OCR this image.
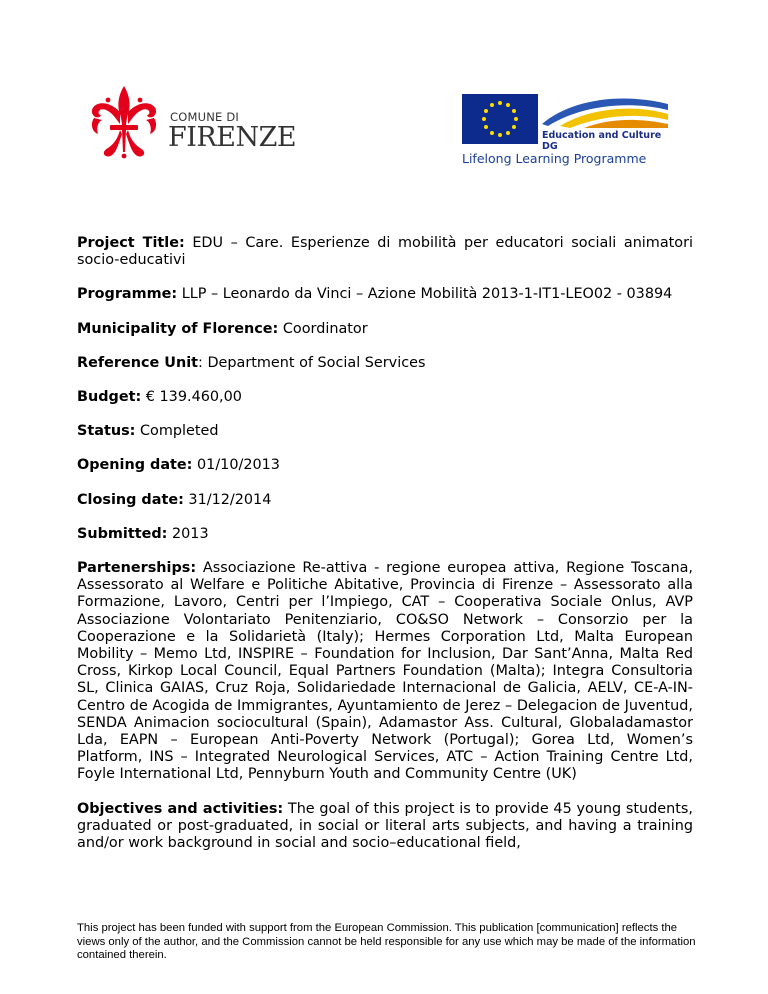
COMUNE DI
FIRENZE	Education and Culture DG
Lifelong Learning Programme

Project Title: EDU – Care. Esperienze di mobilità per educatori sociali animatori socio-educativi

Programme: LLP – Leonardo da Vinci – Azione Mobilità 2013-1-IT1-LEO02 - 03894

Municipality of Florence: Coordinator

Reference Unit: Department of Social Services

Budget: € 139.460,00

Status: Completed

Opening date: 01/10/2013

Closing date: 31/12/2014

Submitted: 2013

Partenerships: Associazione Re-attiva - regione europea attiva, Regione Toscana, Assessorato al Welfare e Politiche Abitative, Provincia di Firenze – Assessorato alla Formazione, Lavoro, Centri per l’Impiego, CAT – Cooperativa Sociale Onlus, AVP Associazione Volontariato Penitenziario, CO&SO Network – Consorzio per la Cooperazione e la Solidarietà (Italy); Hermes Corporation Ltd, Malta European Mobility – Memo Ltd, INSPIRE – Foundation for Inclusion, Dar Sant’Anna, Malta Red Cross, Kirkop Local Council, Equal Partners Foundation (Malta); Integra Consultoria SL, Clinica GAIAS, Cruz Roja, Solidariedade Internacional de Galicia, AELV, CE-A-IN- Centro de Acogida de Immigrantes, Ayuntamiento de Jerez – Delegacion de Juventud, SENDA Animacion sociocultural (Spain), Adamastor Ass. Cultural, Globaladamastor Lda, EAPN – European Anti-Poverty Network (Portugal); Gorea Ltd, Women’s Platform, INS – Integrated Neurological Services, ATC – Action Training Centre Ltd, Foyle International Ltd, Pennyburn Youth and Community Centre (UK)

Objectives and activities: The goal of this project is to provide 45 young students, graduated or post-graduated, in social or literal arts subjects, and having a training and/or work background in social and socio–educational field,

This project has been funded with support from the European Commission. This publication [communication] reflects the views only of the author, and the Commission cannot be held responsible for any use which may be made of the information contained therein.
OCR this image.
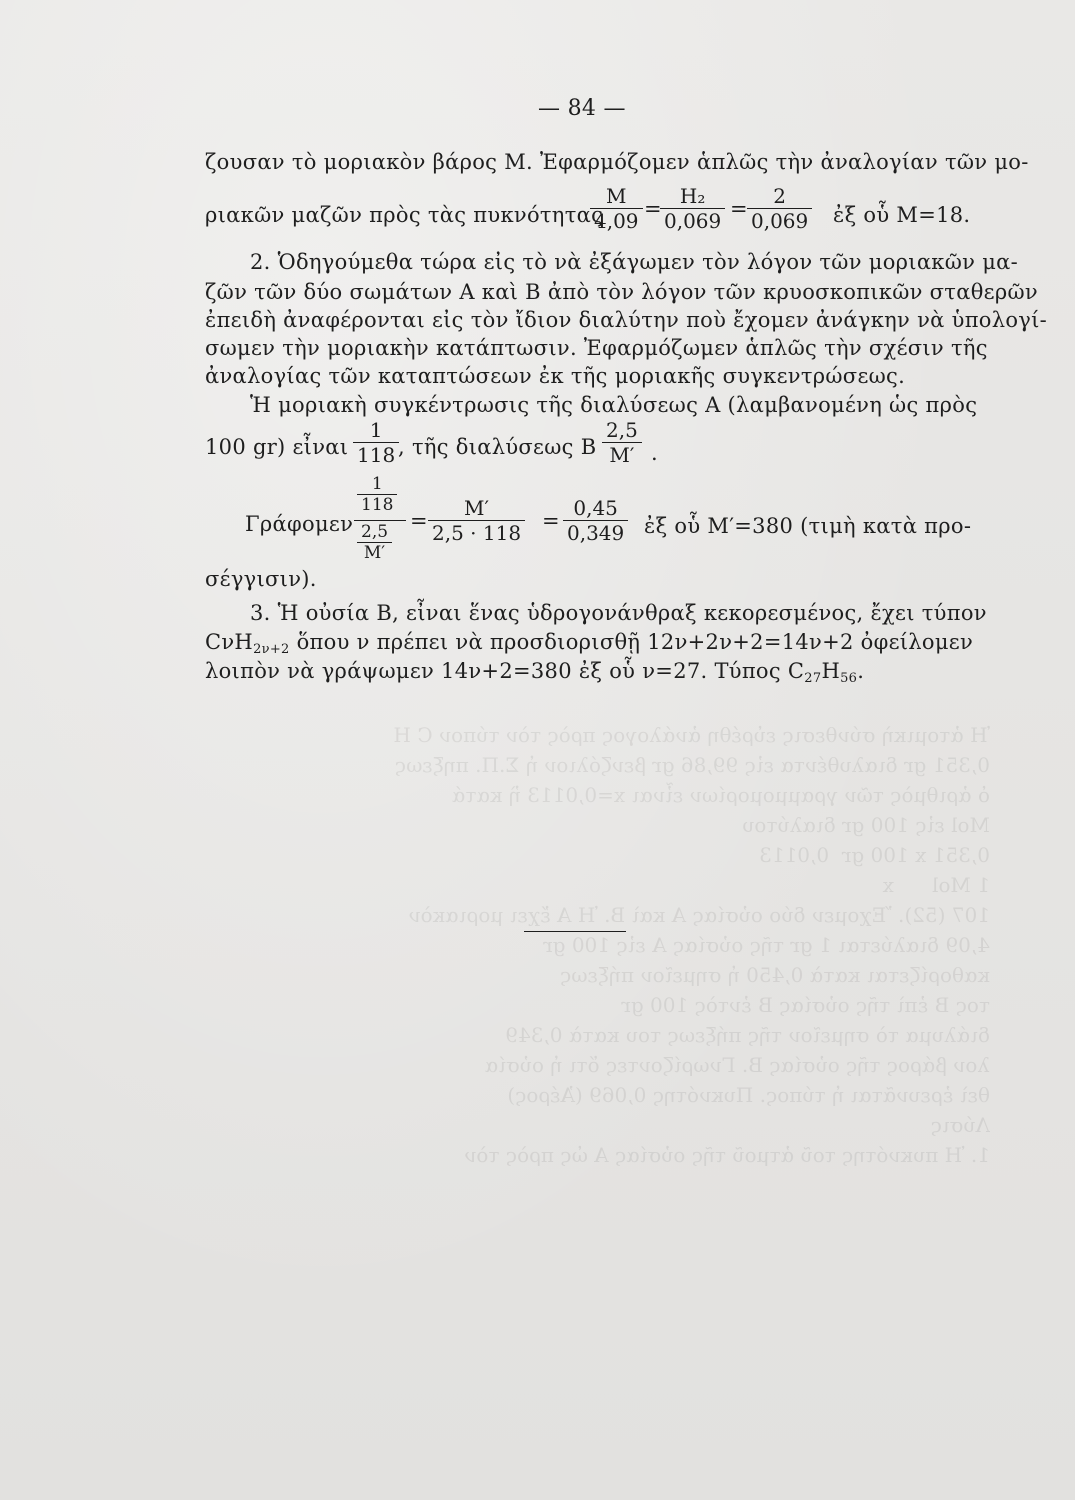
Ἡ ἀτομικὴ σύνθεσις εὑρέθη ἀνάλογος πρὸς τὸν τύπον C H
0,351 gr διαλυθέντα εἰς 99,86 gr βενζόλιον ἡ Σ.Π. πηξεως
ὁ ἀριθμὸς τῶν γραμμομορίων εἶναι x=0,0113 ἢ κατά
Mol εἰς 100 gr διαλύτου
0,351 x 100 gr  0,0113
1 Mol      x
107 (52). Ἔχομεν δύο οὐσίας A καὶ B. Ἡ A ἔχει μοριακὸν
4,09 διαλύεται 1 gr τῆς οὐσίας A εἰς 100 gr
καθορίζεται κατὰ 0,450 ἡ σημεῖον πήξεως
τος B ἐπὶ τῆς οὐσίας B ἐντὸς 100 gr
διάλυμα τὸ σημεῖον τῆς πήξεως του κατὰ 0,349
λον βάρος τῆς οὐσίας B. Γνωρίζοντες ὅτι ἡ οὐσία
θεὶ ἐρευνᾶται ἡ τύπος. Πυκνότης 0,069 (Ἀέρος)
Λύσις
1. Ἡ πυκνότης τοῦ ἀτμοῦ τῆς οὐσίας A ὡς πρὸς τὸν
— 84 —
ζουσαν τὸ μοριακὸν βάρος M. Ἐφαρμόζομεν ἁπλῶς τὴν ἀναλογίαν τῶν μο-
ριακῶν μαζῶν πρὸς τὰς πυκνότητας
$\frac{M}{4,09}$ =
$\frac{\text{H₂}}{0,069} = \frac{2}{0,069}$ ἐξ οὗ M=18.
2. Ὁδηγούμεθα τώρα εἰς τὸ νὰ ἐξάγωμεν τὸν λόγον τῶν μοριακῶν μα-
ζῶν τῶν δύο σωμάτων A καὶ B ἀπὸ τὸν λόγον τῶν κρυοσκοπικῶν σταθερῶν
ἐπειδὴ ἀναφέρονται εἰς τὸν ἴδιον διαλύτην ποὺ ἔχομεν ἀνάγκην νὰ ὑπολογί-
σωμεν τὴν μοριακὴν κατάπτωσιν. Ἐφαρμόζωμεν ἁπλῶς τὴν σχέσιν τῆς
ἀναλογίας τῶν καταπτώσεων ἐκ τῆς μοριακῆς συγκεντρώσεως.
Ἡ μοριακὴ συγκέντρωσις τῆς διαλύσεως A (λαμβανομένη ὡς πρὸς
100 gr) εἶναι $\frac{1}{118}$
, τῆς διαλύσεως B $\frac{2,5}{M'}$ .
Γράφομεν
$\frac{1}{118}$
$\frac{2,5}{M'}$
= $\frac{M'}{2,5 \cdot 118} = \frac{0,45}{0,349}$ ἐξ οὗ M′=380 (τιμὴ κατὰ προ-
σέγγισιν).
3. Ἡ οὐσία B, εἶναι ἕνας ὑδρογονάνθραξ κεκορεσμένος, ἔχει τύπον
CνH$_{2\nu+2}$ ὅπου ν πρέπει νὰ προσδιορισθῇ 12ν+2ν+2=14ν+2 ὀφείλομεν
λοιπὸν νὰ γράψωμεν 14ν+2=380 ἐξ οὗ ν=27. Τύπος $C_{27}H_{56}$.
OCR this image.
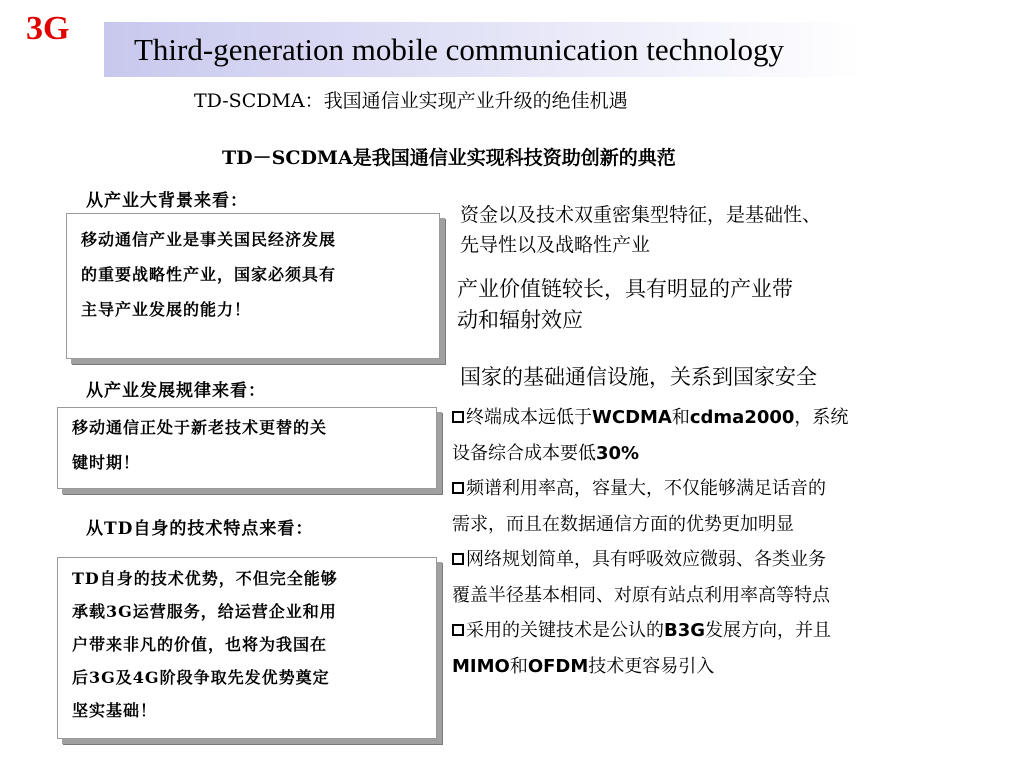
3G
Third-generation mobile communication technology
TD-SCDMA：我国通信业实现产业升级的绝佳机遇
TD－SCDMA是我国通信业实现科技资助创新的典范
从产业大背景来看：
移动通信产业是事关国民经济发展
的重要战略性产业，国家必须具有
主导产业发展的能力！
从产业发展规律来看：
移动通信正处于新老技术更替的关
键时期！
从TD自身的技术特点来看：
TD自身的技术优势，不但完全能够
承载3G运营服务，给运营企业和用
户带来非凡的价值，也将为我国在
后3G及4G阶段争取先发优势奠定
坚实基础！
资金以及技术双重密集型特征，是基础性、
先导性以及战略性产业
产业价值链较长，具有明显的产业带
动和辐射效应
国家的基础通信设施，关系到国家安全
终端成本远低于WCDMA和cdma2000，系统
设备综合成本要低30%
频谱利用率高，容量大，不仅能够满足话音的
需求，而且在数据通信方面的优势更加明显
网络规划简单，具有呼吸效应微弱、各类业务
覆盖半径基本相同、对原有站点利用率高等特点
采用的关键技术是公认的B3G发展方向，并且
MIMO和OFDM技术更容易引入
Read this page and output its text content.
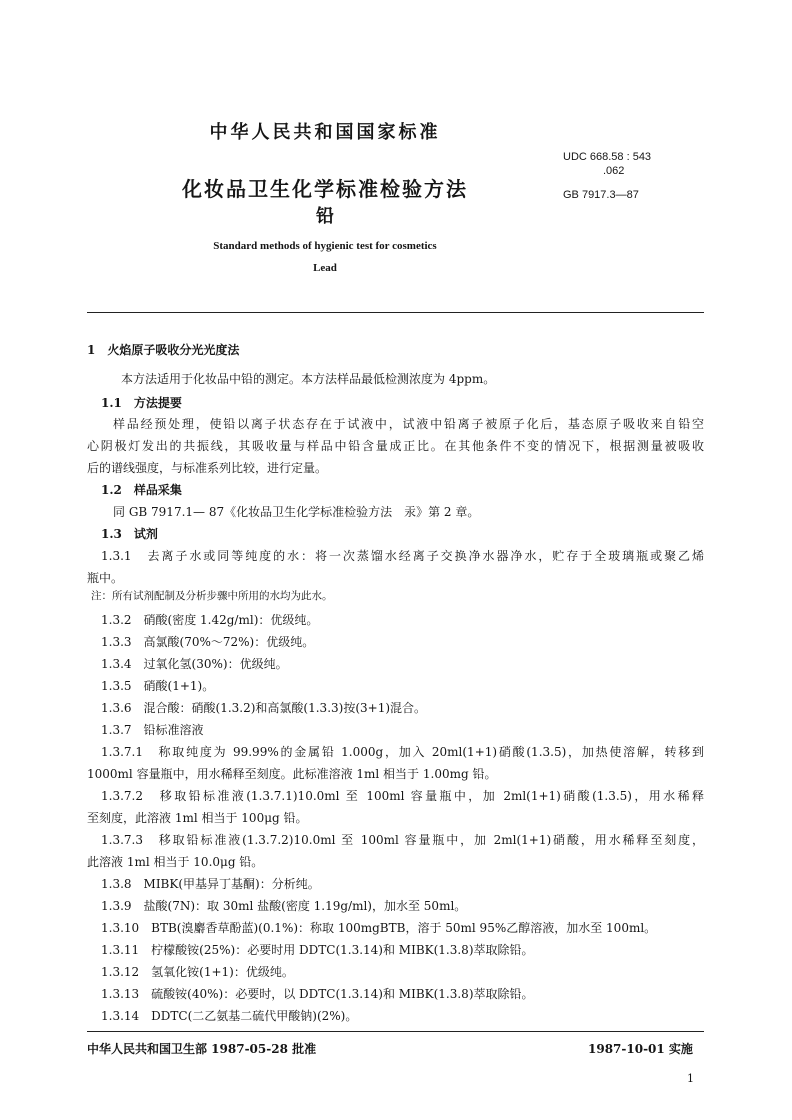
中华人民共和国国家标准
化妆品卫生化学标准检验方法
铅
Standard methods of hygienic test for cosmetics
Lead
UDC 668.58 : 543
.062
GB 7917.3—87
1　火焰原子吸收分光光度法
本方法适用于化妆品中铅的测定。本方法样品最低检测浓度为 4ppm。
1.1　方法提要
样品经预处理，使铅以离子状态存在于试液中，试液中铅离子被原子化后，基态原子吸收来自铅空
心阴极灯发出的共振线，其吸收量与样品中铅含量成正比。在其他条件不变的情况下，根据测量被吸收
后的谱线强度，与标准系列比较，进行定量。
1.2　样品采集
同 GB 7917.1— 87《化妆品卫生化学标准检验方法　汞》第 2 章。
1.3　试剂
1.3.1　去离子水或同等纯度的水：将一次蒸馏水经离子交换净水器净水，贮存于全玻璃瓶或聚乙烯
瓶中。
注：所有试剂配制及分析步骤中所用的水均为此水。
1.3.2　硝酸(密度 1.42g/ml)：优级纯。
1.3.3　高氯酸(70%～72%)：优级纯。
1.3.4　过氧化氢(30%)：优级纯。
1.3.5　硝酸(1+1)。
1.3.6　混合酸：硝酸(1.3.2)和高氯酸(1.3.3)按(3+1)混合。
1.3.7　铅标准溶液
1.3.7.1　称取纯度为 99.99%的金属铅 1.000g，加入 20ml(1+1)硝酸(1.3.5)，加热使溶解，转移到
1000ml 容量瓶中，用水稀释至刻度。此标准溶液 1ml 相当于 1.00mg 铅。
1.3.7.2　移取铅标准液(1.3.7.1)10.0ml 至 100ml 容量瓶中，加 2ml(1+1)硝酸(1.3.5)，用水稀释
至刻度，此溶液 1ml 相当于 100μg 铅。
1.3.7.3　移取铅标准液(1.3.7.2)10.0ml 至 100ml 容量瓶中，加 2ml(1+1)硝酸，用水稀释至刻度，
此溶液 1ml 相当于 10.0μg 铅。
1.3.8　MIBK(甲基异丁基酮)：分析纯。
1.3.9　盐酸(7N)：取 30ml 盐酸(密度 1.19g/ml)，加水至 50ml。
1.3.10　BTB(溴麝香草酚蓝)(0.1%)：称取 100mgBTB，溶于 50ml 95%乙醇溶液，加水至 100ml。
1.3.11　柠檬酸铵(25%)：必要时用 DDTC(1.3.14)和 MIBK(1.3.8)萃取除铅。
1.3.12　氢氧化铵(1+1)：优级纯。
1.3.13　硫酸铵(40%)：必要时，以 DDTC(1.3.14)和 MIBK(1.3.8)萃取除铅。
1.3.14　DDTC(二乙氨基二硫代甲酸钠)(2%)。
中华人民共和国卫生部 1987-05-28 批准	1987-10-01 实施
1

[WHAT IS EXPECTED] Among the lines of the listing, how many hold the string "萃取除铅"? Respond with only the number.

[OUTPUT OF THE EXERCISE] 2